→ Data items:
'''

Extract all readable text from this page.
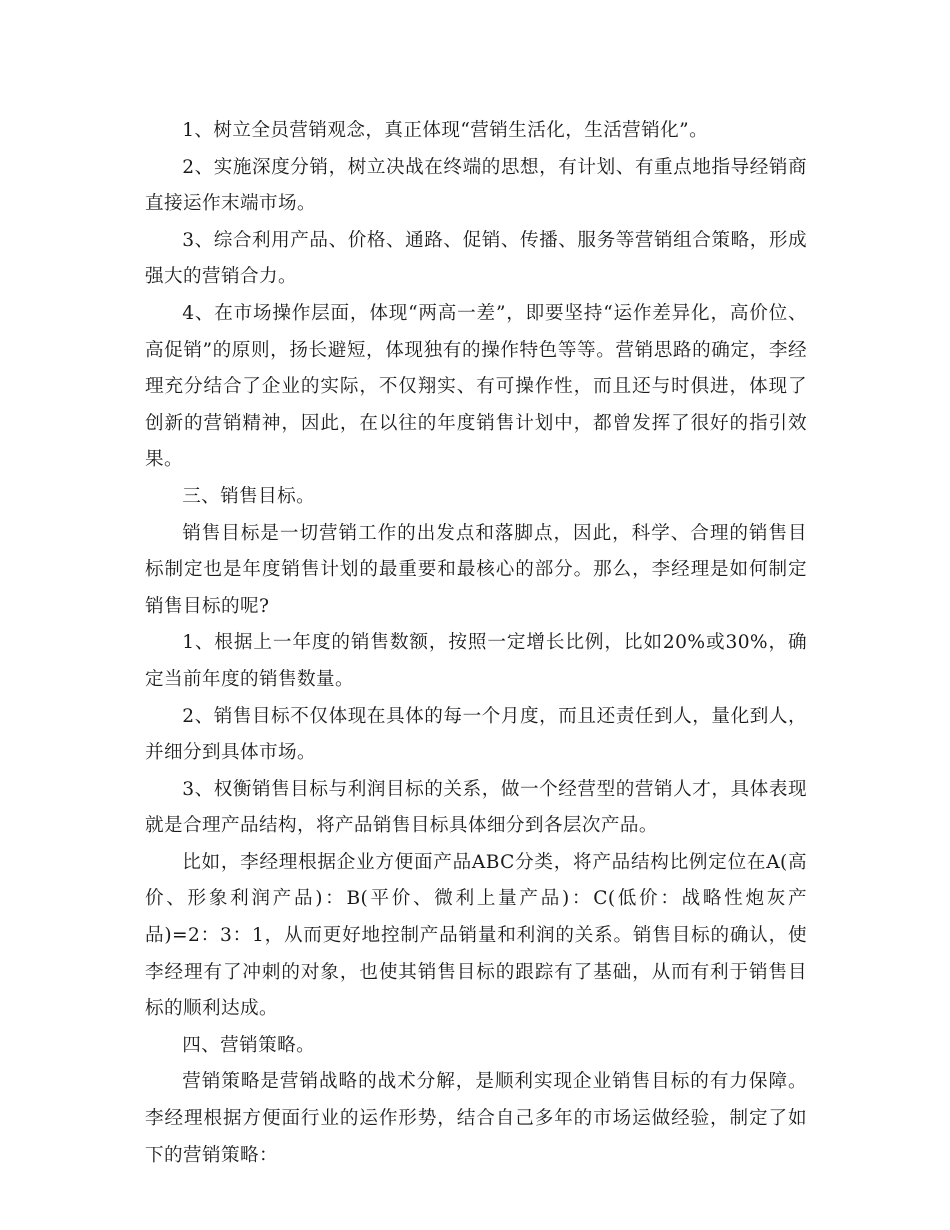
1、树立全员营销观念，真正体现“营销生活化，生活营销化”。

2、实施深度分销，树立决战在终端的思想，有计划、有重点地指导经销商直接运作末端市场。

3、综合利用产品、价格、通路、促销、传播、服务等营销组合策略，形成强大的营销合力。

4、在市场操作层面，体现“两高一差”，即要坚持“运作差异化，高价位、高促销”的原则，扬长避短，体现独有的操作特色等等。营销思路的确定，李经理充分结合了企业的实际，不仅翔实、有可操作性，而且还与时俱进，体现了创新的营销精神，因此，在以往的年度销售计划中，都曾发挥了很好的指引效果。

三、销售目标。

销售目标是一切营销工作的出发点和落脚点，因此，科学、合理的销售目标制定也是年度销售计划的最重要和最核心的部分。那么，李经理是如何制定销售目标的呢?

1、根据上一年度的销售数额，按照一定增长比例，比如20%或30%，确定当前年度的销售数量。

2、销售目标不仅体现在具体的每一个月度，而且还责任到人，量化到人，并细分到具体市场。

3、权衡销售目标与利润目标的关系，做一个经营型的营销人才，具体表现就是合理产品结构，将产品销售目标具体细分到各层次产品。

比如，李经理根据企业方便面产品ABC分类，将产品结构比例定位在A(高价、形象利润产品)：B(平价、微利上量产品)：C(低价：战略性炮灰产品)=2：3：1，从而更好地控制产品销量和利润的关系。销售目标的确认，使李经理有了冲刺的对象，也使其销售目标的跟踪有了基础，从而有利于销售目标的顺利达成。

四、营销策略。

营销策略是营销战略的战术分解，是顺利实现企业销售目标的有力保障。李经理根据方便面行业的运作形势，结合自己多年的市场运做经验，制定了如下的营销策略：
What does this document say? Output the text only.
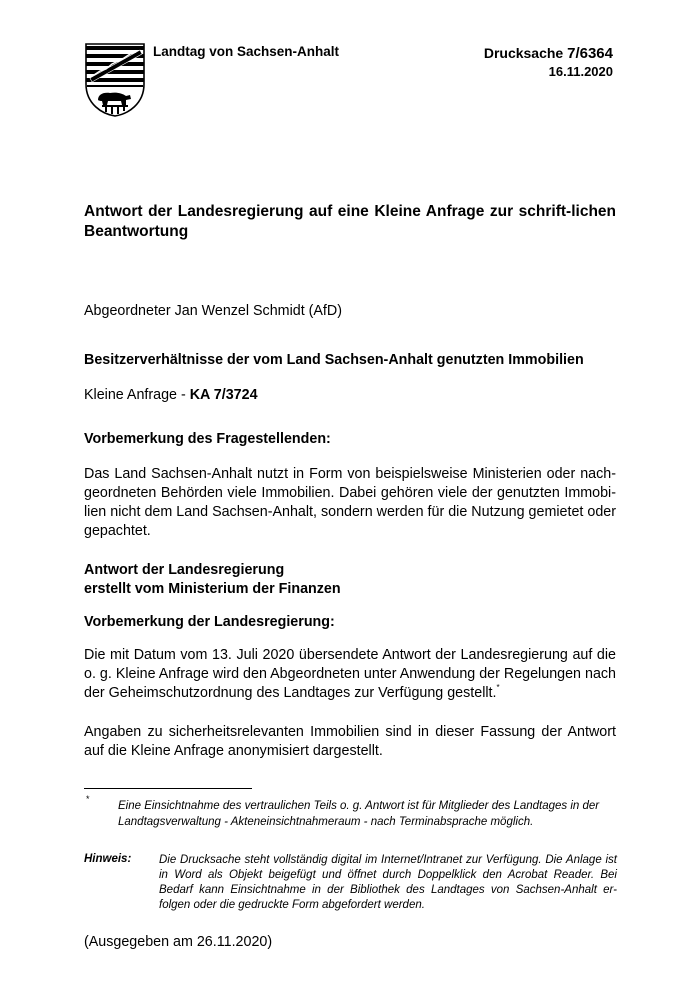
Landtag von Sachsen-Anhalt	Drucksache 7/6364
16.11.2020
Antwort der Landesregierung auf eine Kleine Anfrage zur schrift-lichen Beantwortung
Abgeordneter Jan Wenzel Schmidt (AfD)
Besitzerverhältnisse der vom Land Sachsen-Anhalt genutzten Immobilien
Kleine Anfrage - KA 7/3724
Vorbemerkung des Fragestellenden:
Das Land Sachsen-Anhalt nutzt in Form von beispielsweise Ministerien oder nach-geordneten Behörden viele Immobilien. Dabei gehören viele der genutzten Immobi-lien nicht dem Land Sachsen-Anhalt, sondern werden für die Nutzung gemietet oder gepachtet.
Antwort der Landesregierung
erstellt vom Ministerium der Finanzen
Vorbemerkung der Landesregierung:
Die mit Datum vom 13. Juli 2020 übersendete Antwort der Landesregierung auf die o. g. Kleine Anfrage wird den Abgeordneten unter Anwendung der Regelungen nach der Geheimschutzordnung des Landtages zur Verfügung gestellt.*
Angaben zu sicherheitsrelevanten Immobilien sind in dieser Fassung der Antwort auf die Kleine Anfrage anonymisiert dargestellt.
*
Eine Einsichtnahme des vertraulichen Teils o. g. Antwort ist für Mitglieder des Landtages in der Landtagsverwaltung - Akteneinsichtnahmeraum - nach Terminabsprache möglich.
Hinweis: Die Drucksache steht vollständig digital im Internet/Intranet zur Verfügung. Die Anlage ist in Word als Objekt beigefügt und öffnet durch Doppelklick den Acrobat Reader. Bei Bedarf kann Einsichtnahme in der Bibliothek des Landtages von Sachsen-Anhalt er-folgen oder die gedruckte Form abgefordert werden.
(Ausgegeben am 26.11.2020)
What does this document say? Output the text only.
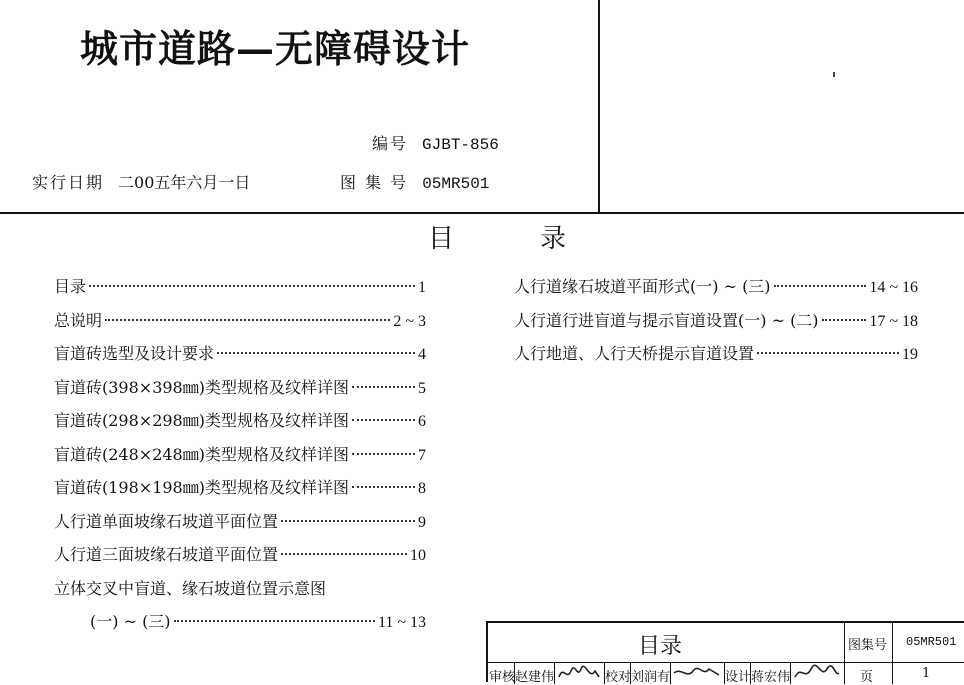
城市道路—无障碍设计
编号 GJBT-856
实行日期 二00五年六月一日	图 集 号 05MR501
目	录
目录	1
总说明	2 ~ 3
盲道砖选型及设计要求	4
盲道砖(398×398㎜)类型规格及纹样详图	5
盲道砖(298×298㎜)类型规格及纹样详图	6
盲道砖(248×248㎜)类型规格及纹样详图	7
盲道砖(198×198㎜)类型规格及纹样详图	8
人行道单面坡缘石坡道平面位置	9
人行道三面坡缘石坡道平面位置	10
立体交叉中盲道、缘石坡道位置示意图
(一) ~ (三)	11 ~ 13
人行道缘石坡道平面形式(一) ~ (三)	14 ~ 16
人行道行进盲道与提示盲道设置(一) ~ (二)	17 ~ 18
人行地道、人行天桥提示盲道设置	19
目录	图集号 05MR501
审核 赵建伟	校对 刘润有	设计 蒋宏伟	页	1
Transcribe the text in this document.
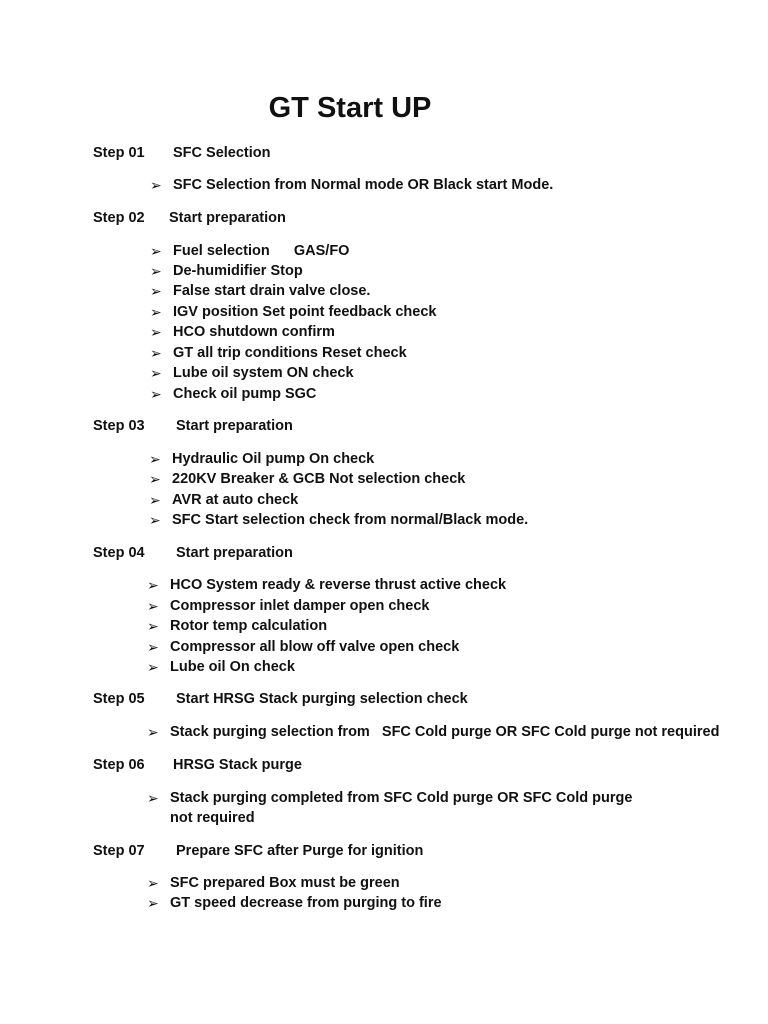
GT Start UP
Step 01 SFC Selection
➢ SFC Selection from Normal mode OR Black start Mode.
Step 02 Start preparation
➢ Fuel selection      GAS/FO
➢ De-humidifier Stop
➢ False start drain valve close.
➢ IGV position Set point feedback check
➢ HCO shutdown confirm
➢ GT all trip conditions Reset check
➢ Lube oil system ON check
➢ Check oil pump SGC
Step 03 Start preparation
➢ Hydraulic Oil pump On check
➢ 220KV Breaker & GCB Not selection check
➢ AVR at auto check
➢ SFC Start selection check from normal/Black mode.
Step 04 Start preparation
➢ HCO System ready & reverse thrust active check
➢ Compressor inlet damper open check
➢ Rotor temp calculation
➢ Compressor all blow off valve open check
➢ Lube oil On check
Step 05 Start HRSG Stack purging selection check
➢ Stack purging selection from   SFC Cold purge OR SFC Cold purge not required
Step 06 HRSG Stack purge
➢ Stack purging completed from SFC Cold purge OR SFC Cold purge not required
Step 07 Prepare SFC after Purge for ignition
➢ SFC prepared Box must be green
➢ GT speed decrease from purging to fire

'''

Leave the pictures out, and transcribe each of the records exactly.

Extract all readable text from this page.
1、树立全员营销观念，真正体现“营销生活化，生活营销化”。

2、实施深度分销，树立决战在终端的思想，有计划、有重点地指导经销商直接运作末端市场。

3、综合利用产品、价格、通路、促销、传播、服务等营销组合策略，形成强大的营销合力。

4、在市场操作层面，体现“两高一差”，即要坚持“运作差异化，高价位、高促销”的原则，扬长避短，体现独有的操作特色等等。营销思路的确定，李经理充分结合了企业的实际，不仅翔实、有可操作性，而且还与时俱进，体现了创新的营销精神，因此，在以往的年度销售计划中，都曾发挥了很好的指引效果。

三、销售目标。

销售目标是一切营销工作的出发点和落脚点，因此，科学、合理的销售目标制定也是年度销售计划的最重要和最核心的部分。那么，李经理是如何制定销售目标的呢?

1、根据上一年度的销售数额，按照一定增长比例，比如20%或30%，确定当前年度的销售数量。

2、销售目标不仅体现在具体的每一个月度，而且还责任到人，量化到人，并细分到具体市场。

3、权衡销售目标与利润目标的关系，做一个经营型的营销人才，具体表现就是合理产品结构，将产品销售目标具体细分到各层次产品。

比如，李经理根据企业方便面产品ABC分类，将产品结构比例定位在A(高价、形象利润产品)：B(平价、微利上量产品)：C(低价：战略性炮灰产品)=2：3：1，从而更好地控制产品销量和利润的关系。销售目标的确认，使李经理有了冲刺的对象，也使其销售目标的跟踪有了基础，从而有利于销售目标的顺利达成。

四、营销策略。

营销策略是营销战略的战术分解，是顺利实现企业销售目标的有力保障。李经理根据方便面行业的运作形势，结合自己多年的市场运做经验，制定了如下的营销策略：
What does this document say? Output the text only.
Landtag von Sachsen-Anhalt	Drucksache 7/6364
16.11.2020
Antwort der Landesregierung auf eine Kleine Anfrage zur schrift-lichen Beantwortung
Abgeordneter Jan Wenzel Schmidt (AfD)
Besitzerverhältnisse der vom Land Sachsen-Anhalt genutzten Immobilien
Kleine Anfrage - KA 7/3724
Vorbemerkung des Fragestellenden:
Das Land Sachsen-Anhalt nutzt in Form von beispielsweise Ministerien oder nach-geordneten Behörden viele Immobilien. Dabei gehören viele der genutzten Immobi-lien nicht dem Land Sachsen-Anhalt, sondern werden für die Nutzung gemietet oder gepachtet.
Antwort der Landesregierung
erstellt vom Ministerium der Finanzen
Vorbemerkung der Landesregierung:
Die mit Datum vom 13. Juli 2020 übersendete Antwort der Landesregierung auf die o. g. Kleine Anfrage wird den Abgeordneten unter Anwendung der Regelungen nach der Geheimschutzordnung des Landtages zur Verfügung gestellt.*
Angaben zu sicherheitsrelevanten Immobilien sind in dieser Fassung der Antwort auf die Kleine Anfrage anonymisiert dargestellt.
*
Eine Einsichtnahme des vertraulichen Teils o. g. Antwort ist für Mitglieder des Landtages in der Landtagsverwaltung - Akteneinsichtnahmeraum - nach Terminabsprache möglich.
Hinweis: Die Drucksache steht vollständig digital im Internet/Intranet zur Verfügung. Die Anlage ist in Word als Objekt beigefügt und öffnet durch Doppelklick den Acrobat Reader. Bei Bedarf kann Einsichtnahme in der Bibliothek des Landtages von Sachsen-Anhalt er-folgen oder die gedruckte Form abgefordert werden.
(Ausgegeben am 26.11.2020)
What does this document say? Output the text only.
城市道路—无障碍设计
编号 GJBT-856
实行日期 二00五年六月一日	图 集 号 05MR501
目	录
目录	1
总说明	2 ~ 3
盲道砖选型及设计要求	4
盲道砖(398×398㎜)类型规格及纹样详图	5
盲道砖(298×298㎜)类型规格及纹样详图	6
盲道砖(248×248㎜)类型规格及纹样详图	7
盲道砖(198×198㎜)类型规格及纹样详图	8
人行道单面坡缘石坡道平面位置	9
人行道三面坡缘石坡道平面位置	10
立体交叉中盲道、缘石坡道位置示意图
(一) ~ (三)	11 ~ 13
人行道缘石坡道平面形式(一) ~ (三)	14 ~ 16
人行道行进盲道与提示盲道设置(一) ~ (二)	17 ~ 18
人行地道、人行天桥提示盲道设置	19
目录	图集号 05MR501
审核 赵建伟	校对 刘润有	设计 蒋宏伟	页	1
Transcribe the text in this document.
GT Start UP
Step 01 SFC Selection
➢ SFC Selection from Normal mode OR Black start Mode.
Step 02 Start preparation
➢ Fuel selection      GAS/FO
➢ De-humidifier Stop
➢ False start drain valve close.
➢ IGV position Set point feedback check
➢ HCO shutdown confirm
➢ GT all trip conditions Reset check
➢ Lube oil system ON check
➢ Check oil pump SGC
Step 03 Start preparation
➢ Hydraulic Oil pump On check
➢ 220KV Breaker & GCB Not selection check
➢ AVR at auto check
➢ SFC Start selection check from normal/Black mode.
Step 04 Start preparation
➢ HCO System ready & reverse thrust active check
➢ Compressor inlet damper open check
➢ Rotor temp calculation
➢ Compressor all blow off valve open check
➢ Lube oil On check
Step 05 Start HRSG Stack purging selection check
➢ Stack purging selection from   SFC Cold purge OR SFC Cold purge not required
Step 06 HRSG Stack purge
➢ Stack purging completed from SFC Cold purge OR SFC Cold purge not required
Step 07 Prepare SFC after Purge for ignition
➢ SFC prepared Box must be green
➢ GT speed decrease from purging to fire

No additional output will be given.